- _YOUR INSTRUCTIONS_
Copy each line below without leaving any out.

- _DATA TO PROCESS_
:::

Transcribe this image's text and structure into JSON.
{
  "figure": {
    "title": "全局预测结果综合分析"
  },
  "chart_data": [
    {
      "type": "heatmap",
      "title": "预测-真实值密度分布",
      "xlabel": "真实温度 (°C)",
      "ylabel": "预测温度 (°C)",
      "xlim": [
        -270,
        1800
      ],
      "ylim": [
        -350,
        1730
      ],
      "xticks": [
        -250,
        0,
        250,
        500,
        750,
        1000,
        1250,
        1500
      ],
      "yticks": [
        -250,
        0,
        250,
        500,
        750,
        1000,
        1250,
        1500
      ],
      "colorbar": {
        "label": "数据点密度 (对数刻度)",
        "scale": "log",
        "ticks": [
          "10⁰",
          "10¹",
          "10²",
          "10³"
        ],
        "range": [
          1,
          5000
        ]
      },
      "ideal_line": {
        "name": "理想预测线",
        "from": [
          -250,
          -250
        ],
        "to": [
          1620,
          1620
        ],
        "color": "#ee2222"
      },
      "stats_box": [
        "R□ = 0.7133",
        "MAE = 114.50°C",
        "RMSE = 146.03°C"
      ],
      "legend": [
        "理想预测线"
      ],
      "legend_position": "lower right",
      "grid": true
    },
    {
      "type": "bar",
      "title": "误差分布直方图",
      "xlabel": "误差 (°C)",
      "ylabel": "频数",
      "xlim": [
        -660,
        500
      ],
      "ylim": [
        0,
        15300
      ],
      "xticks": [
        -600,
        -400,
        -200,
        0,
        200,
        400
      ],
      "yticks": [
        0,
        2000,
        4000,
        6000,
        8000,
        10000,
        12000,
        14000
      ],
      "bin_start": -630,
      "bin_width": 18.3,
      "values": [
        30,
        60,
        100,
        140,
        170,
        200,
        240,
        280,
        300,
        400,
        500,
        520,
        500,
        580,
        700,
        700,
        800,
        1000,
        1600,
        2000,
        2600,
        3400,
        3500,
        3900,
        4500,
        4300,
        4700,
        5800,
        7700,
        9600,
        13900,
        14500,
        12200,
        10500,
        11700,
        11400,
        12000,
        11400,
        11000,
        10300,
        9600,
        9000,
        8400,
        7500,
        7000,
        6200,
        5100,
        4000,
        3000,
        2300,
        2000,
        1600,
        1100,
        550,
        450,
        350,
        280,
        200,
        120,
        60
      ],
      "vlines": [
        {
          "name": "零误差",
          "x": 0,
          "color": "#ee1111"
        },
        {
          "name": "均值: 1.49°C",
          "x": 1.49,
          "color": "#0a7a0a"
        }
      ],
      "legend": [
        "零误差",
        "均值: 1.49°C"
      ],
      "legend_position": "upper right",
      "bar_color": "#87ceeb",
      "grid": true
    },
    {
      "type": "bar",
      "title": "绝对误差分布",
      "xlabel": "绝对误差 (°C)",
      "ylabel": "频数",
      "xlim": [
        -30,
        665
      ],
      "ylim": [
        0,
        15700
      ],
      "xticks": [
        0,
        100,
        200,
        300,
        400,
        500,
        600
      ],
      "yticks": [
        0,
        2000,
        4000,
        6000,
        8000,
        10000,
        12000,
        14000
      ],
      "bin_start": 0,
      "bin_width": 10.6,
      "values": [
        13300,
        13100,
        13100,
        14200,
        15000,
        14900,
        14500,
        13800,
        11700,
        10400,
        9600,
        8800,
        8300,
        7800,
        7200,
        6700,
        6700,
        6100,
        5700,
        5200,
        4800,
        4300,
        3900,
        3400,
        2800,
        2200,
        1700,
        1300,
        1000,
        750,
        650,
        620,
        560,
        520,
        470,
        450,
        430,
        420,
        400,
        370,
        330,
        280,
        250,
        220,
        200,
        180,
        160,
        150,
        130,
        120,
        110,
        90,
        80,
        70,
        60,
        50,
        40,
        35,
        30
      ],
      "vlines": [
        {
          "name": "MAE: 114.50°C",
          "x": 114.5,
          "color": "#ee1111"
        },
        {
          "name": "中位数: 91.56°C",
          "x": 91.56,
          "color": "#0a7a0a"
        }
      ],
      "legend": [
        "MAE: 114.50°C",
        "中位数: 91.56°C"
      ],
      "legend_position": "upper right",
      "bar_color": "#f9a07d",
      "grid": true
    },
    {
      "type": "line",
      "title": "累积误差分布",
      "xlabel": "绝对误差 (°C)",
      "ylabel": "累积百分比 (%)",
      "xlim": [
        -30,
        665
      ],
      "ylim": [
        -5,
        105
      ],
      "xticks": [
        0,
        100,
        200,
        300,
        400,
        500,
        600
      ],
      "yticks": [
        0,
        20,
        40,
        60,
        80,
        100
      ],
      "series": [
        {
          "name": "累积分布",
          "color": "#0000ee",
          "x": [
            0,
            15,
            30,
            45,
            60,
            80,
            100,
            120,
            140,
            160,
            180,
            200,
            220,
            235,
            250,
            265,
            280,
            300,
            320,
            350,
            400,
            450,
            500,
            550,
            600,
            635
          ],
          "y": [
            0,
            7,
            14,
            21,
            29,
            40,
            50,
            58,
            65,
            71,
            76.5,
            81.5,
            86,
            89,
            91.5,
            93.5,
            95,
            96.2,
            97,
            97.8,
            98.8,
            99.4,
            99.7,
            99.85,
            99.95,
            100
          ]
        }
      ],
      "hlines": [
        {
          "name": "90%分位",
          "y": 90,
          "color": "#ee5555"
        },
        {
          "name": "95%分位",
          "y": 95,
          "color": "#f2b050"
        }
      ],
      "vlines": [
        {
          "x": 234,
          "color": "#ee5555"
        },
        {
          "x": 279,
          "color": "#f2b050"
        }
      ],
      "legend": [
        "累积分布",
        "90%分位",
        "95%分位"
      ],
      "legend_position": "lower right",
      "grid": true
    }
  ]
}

:::

- _RESULT FOR THIS EXERCISE_
Transcribe this image's text and structure into JSON.
{
  "figure": {
    "title": "全局预测结果综合分析"
  },
  "chart_data": [
    {
      "type": "heatmap",
      "title": "预测-真实值密度分布",
      "xlabel": "真实温度 (°C)",
      "ylabel": "预测温度 (°C)",
      "xlim": [
        -270,
        1800
      ],
      "ylim": [
        -350,
        1730
      ],
      "xticks": [
        -250,
        0,
        250,
        500,
        750,
        1000,
        1250,
        1500
      ],
      "yticks": [
        -250,
        0,
        250,
        500,
        750,
        1000,
        1250,
        1500
      ],
      "colorbar": {
        "label": "数据点密度 (对数刻度)",
        "scale": "log",
        "ticks": [
          "10⁰",
          "10¹",
          "10²",
          "10³"
        ],
        "range": [
          1,
          5000
        ]
      },
      "ideal_line": {
        "name": "理想预测线",
        "from": [
          -250,
          -250
        ],
        "to": [
          1620,
          1620
        ],
        "color": "#ee2222"
      },
      "stats_box": [
        "R□ = 0.7133",
        "MAE = 114.50°C",
        "RMSE = 146.03°C"
      ],
      "legend": [
        "理想预测线"
      ],
      "legend_position": "lower right",
      "grid": true
    },
    {
      "type": "bar",
      "title": "误差分布直方图",
      "xlabel": "误差 (°C)",
      "ylabel": "频数",
      "xlim": [
        -660,
        500
      ],
      "ylim": [
        0,
        15300
      ],
      "xticks": [
        -600,
        -400,
        -200,
        0,
        200,
        400
      ],
      "yticks": [
        0,
        2000,
        4000,
        6000,
        8000,
        10000,
        12000,
        14000
      ],
      "bin_start": -630,
      "bin_width": 18.3,
      "values": [
        30,
        60,
        100,
        140,
        170,
        200,
        240,
        280,
        300,
        400,
        500,
        520,
        500,
        580,
        700,
        700,
        800,
        1000,
        1600,
        2000,
        2600,
        3400,
        3500,
        3900,
        4500,
        4300,
        4700,
        5800,
        7700,
        9600,
        13900,
        14500,
        12200,
        10500,
        11700,
        11400,
        12000,
        11400,
        11000,
        10300,
        9600,
        9000,
        8400,
        7500,
        7000,
        6200,
        5100,
        4000,
        3000,
        2300,
        2000,
        1600,
        1100,
        550,
        450,
        350,
        280,
        200,
        120,
        60
      ],
      "vlines": [
        {
          "name": "零误差",
          "x": 0,
          "color": "#ee1111"
        },
        {
          "name": "均值: 1.49°C",
          "x": 1.49,
          "color": "#0a7a0a"
        }
      ],
      "legend": [
        "零误差",
        "均值: 1.49°C"
      ],
      "legend_position": "upper right",
      "bar_color": "#87ceeb",
      "grid": true
    },
    {
      "type": "bar",
      "title": "绝对误差分布",
      "xlabel": "绝对误差 (°C)",
      "ylabel": "频数",
      "xlim": [
        -30,
        665
      ],
      "ylim": [
        0,
        15700
      ],
      "xticks": [
        0,
        100,
        200,
        300,
        400,
        500,
        600
      ],
      "yticks": [
        0,
        2000,
        4000,
        6000,
        8000,
        10000,
        12000,
        14000
      ],
      "bin_start": 0,
      "bin_width": 10.6,
      "values": [
        13300,
        13100,
        13100,
        14200,
        15000,
        14900,
        14500,
        13800,
        11700,
        10400,
        9600,
        8800,
        8300,
        7800,
        7200,
        6700,
        6700,
        6100,
        5700,
        5200,
        4800,
        4300,
        3900,
        3400,
        2800,
        2200,
        1700,
        1300,
        1000,
        750,
        650,
        620,
        560,
        520,
        470,
        450,
        430,
        420,
        400,
        370,
        330,
        280,
        250,
        220,
        200,
        180,
        160,
        150,
        130,
        120,
        110,
        90,
        80,
        70,
        60,
        50,
        40,
        35,
        30
      ],
      "vlines": [
        {
          "name": "MAE: 114.50°C",
          "x": 114.5,
          "color": "#ee1111"
        },
        {
          "name": "中位数: 91.56°C",
          "x": 91.56,
          "color": "#0a7a0a"
        }
      ],
      "legend": [
        "MAE: 114.50°C",
        "中位数: 91.56°C"
      ],
      "legend_position": "upper right",
      "bar_color": "#f9a07d",
      "grid": true
    },
    {
      "type": "line",
      "title": "累积误差分布",
      "xlabel": "绝对误差 (°C)",
      "ylabel": "累积百分比 (%)",
      "xlim": [
        -30,
        665
      ],
      "ylim": [
        -5,
        105
      ],
      "xticks": [
        0,
        100,
        200,
        300,
        400,
        500,
        600
      ],
      "yticks": [
        0,
        20,
        40,
        60,
        80,
        100
      ],
      "series": [
        {
          "name": "累积分布",
          "color": "#0000ee",
          "x": [
            0,
            15,
            30,
            45,
            60,
            80,
            100,
            120,
            140,
            160,
            180,
            200,
            220,
            235,
            250,
            265,
            280,
            300,
            320,
            350,
            400,
            450,
            500,
            550,
            600,
            635
          ],
          "y": [
            0,
            7,
            14,
            21,
            29,
            40,
            50,
            58,
            65,
            71,
            76.5,
            81.5,
            86,
            89,
            91.5,
            93.5,
            95,
            96.2,
            97,
            97.8,
            98.8,
            99.4,
            99.7,
            99.85,
            99.95,
            100
          ]
        }
      ],
      "hlines": [
        {
          "name": "90%分位",
          "y": 90,
          "color": "#ee5555"
        },
        {
          "name": "95%分位",
          "y": 95,
          "color": "#f2b050"
        }
      ],
      "vlines": [
        {
          "x": 234,
          "color": "#ee5555"
        },
        {
          "x": 279,
          "color": "#f2b050"
        }
      ],
      "legend": [
        "累积分布",
        "90%分位",
        "95%分位"
      ],
      "legend_position": "lower right",
      "grid": true
    }
  ]
}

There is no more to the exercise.